#### Task objective:
Among the following entries, count the lines that contain "Love" and report only the result.

(Extracted data entries)
::::

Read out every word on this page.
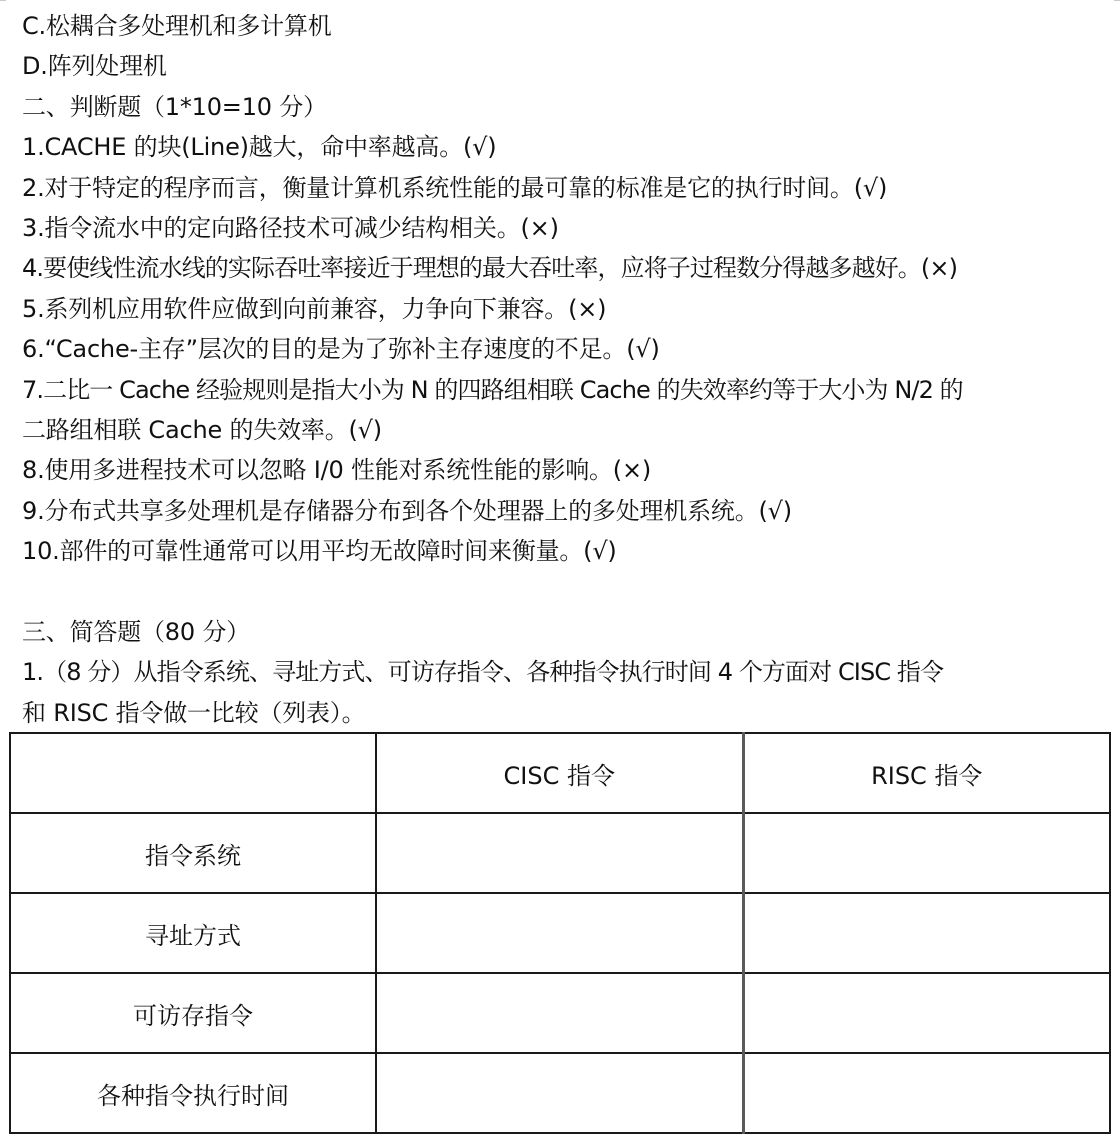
C.松耦合多处理机和多计算机
D.阵列处理机
二、判断题（1*10=10 分）
1.CACHE 的块(Line)越大，命中率越高。(√)
2.对于特定的程序而言，衡量计算机系统性能的最可靠的标准是它的执行时间。(√)
3.指令流水中的定向路径技术可减少结构相关。(×)
4.要使线性流水线的实际吞吐率接近于理想的最大吞吐率，应将子过程数分得越多越好。(×)
5.系列机应用软件应做到向前兼容，力争向下兼容。(×)
6.“Cache-主存”层次的目的是为了弥补主存速度的不足。(√)
7.二比一 Cache 经验规则是指大小为 N 的四路组相联 Cache 的失效率约等于大小为 N/2 的
二路组相联 Cache 的失效率。(√)
8.使用多进程技术可以忽略 I/0 性能对系统性能的影响。(×)
9.分布式共享多处理机是存储器分布到各个处理器上的多处理机系统。(√)
10.部件的可靠性通常可以用平均无故障时间来衡量。(√)
三、简答题（80 分）
1.（8 分）从指令系统、寻址方式、可访存指令、各种指令执行时间 4 个方面对 CISC 指令
和 RISC 指令做一比较（列表）。
	CISC 指令	RISC 指令
指令系统		
寻址方式		
可访存指令		
各种指令执行时间		
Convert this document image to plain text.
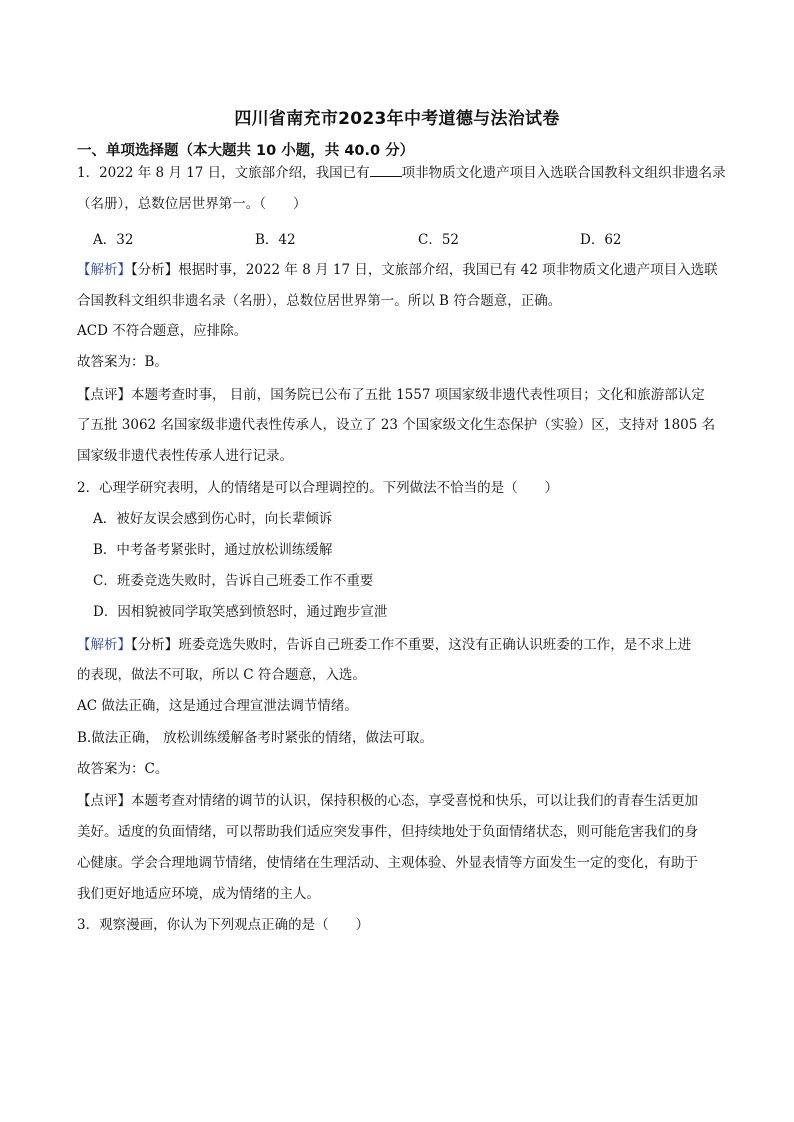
四川省南充市2023年中考道德与法治试卷
一、单项选择题（本大题共 10 小题，共 40.0 分）
1．2022 年 8 月 17 日，文旅部介绍，我国已有 项非物质文化遗产项目入选联合国教科文组织非遗名录
（名册），总数位居世界第一。（　　）
A．32	B．42	C．52	D．62
【解析】【分析】根据时事，2022 年 8 月 17 日，文旅部介绍，我国已有 42 项非物质文化遗产项目入选联
合国教科文组织非遗名录（名册），总数位居世界第一。所以 B 符合题意，正确。
ACD 不符合题意，应排除。
故答案为：B。
【点评】本题考查时事， 目前，国务院已公布了五批 1557 项国家级非遗代表性项目；文化和旅游部认定
了五批 3062 名国家级非遗代表性传承人，设立了 23 个国家级文化生态保护（实验）区，支持对 1805 名
国家级非遗代表性传承人进行记录。
2．心理学研究表明，人的情绪是可以合理调控的。下列做法不恰当的是（　　）
A．被好友误会感到伤心时，向长辈倾诉
B．中考备考紧张时，通过放松训练缓解
C．班委竞选失败时，告诉自己班委工作不重要
D．因相貌被同学取笑感到愤怒时，通过跑步宣泄
【解析】【分析】班委竞选失败时，告诉自己班委工作不重要，这没有正确认识班委的工作，是不求上进
的表现，做法不可取，所以 C 符合题意，入选。
AC 做法正确，这是通过合理宣泄法调节情绪。
B.做法正确， 放松训练缓解备考时紧张的情绪，做法可取。
故答案为：C。
【点评】本题考查对情绪的调节的认识，保持积极的心态，享受喜悦和快乐，可以让我们的青春生活更加
美好。适度的负面情绪，可以帮助我们适应突发事件，但持续地处于负面情绪状态，则可能危害我们的身
心健康。学会合理地调节情绪，使情绪在生理活动、主观体验、外显表情等方面发生一定的变化，有助于
我们更好地适应环境，成为情绪的主人。
3．观察漫画，你认为下列观点正确的是（　　）
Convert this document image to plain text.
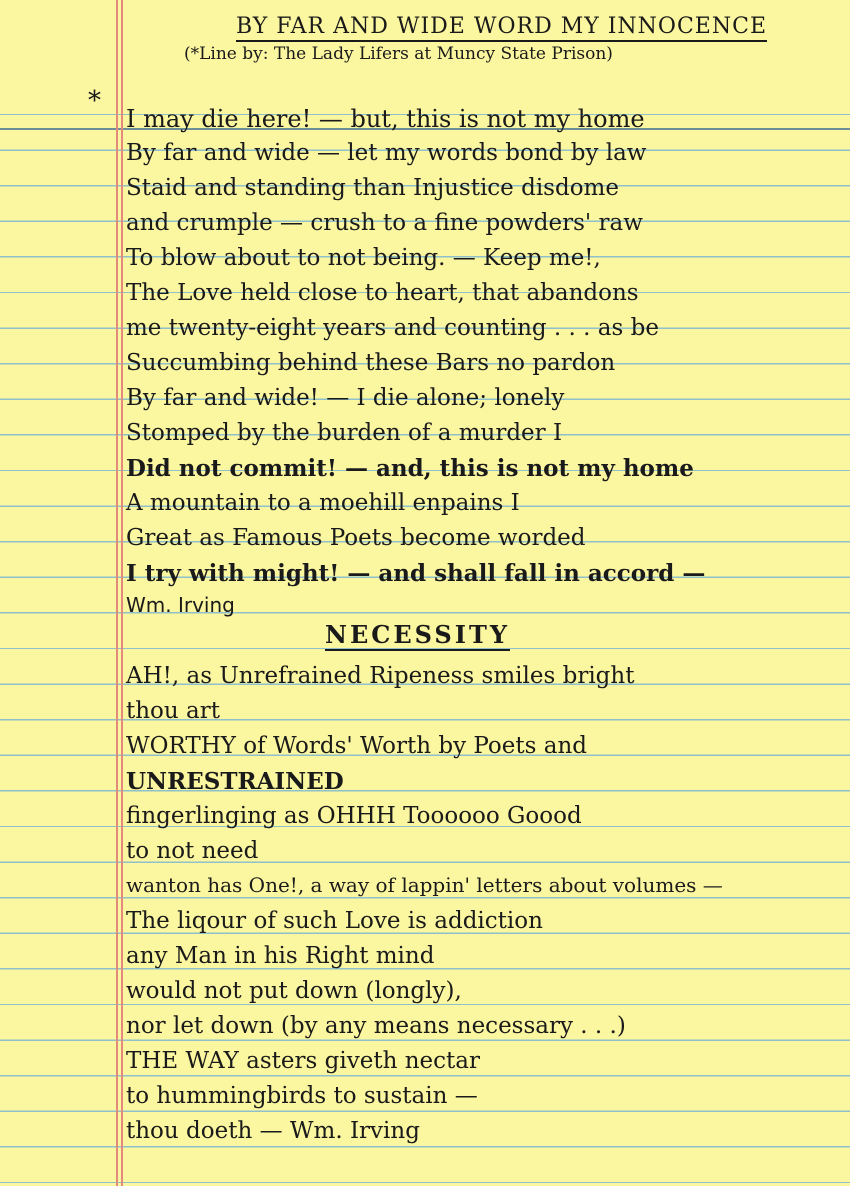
BY FAR AND WIDE WORD MY INNOCENCE
(*Line by: The Lady Lifers at Muncy State Prison)
*
I may die here! — but, this is not my home
By far and wide — let my words bond by law
Staid and standing than Injustice disdome
and crumple — crush to a fine powders' raw
To blow about to not being. — Keep me!,
The Love held close to heart, that abandons
me twenty-eight years and counting . . . as be
Succumbing behind these Bars no pardon
By far and wide! — I die alone; lonely
Stomped by the burden of a murder I
Did not commit! — and, this is not my home
A mountain to a moehill enpains I
Great as Famous Poets become worded
I try with might! — and shall fall in accord —
Wm. Irving
NECESSITY
AH!, as Unrefrained Ripeness smiles bright
thou art
WORTHY of Words' Worth by Poets and
UNRESTRAINED
fingerlinging as OHHH Toooooo Goood
to not need
wanton has One!, a way of lappin' letters about volumes —
The liqour of such Love is addiction
any Man in his Right mind
would not put down (longly),
nor let down (by any means necessary . . .)
THE WAY asters giveth nectar
to hummingbirds to sustain —
thou doeth — Wm. Irving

::::

#### Result of this task:
2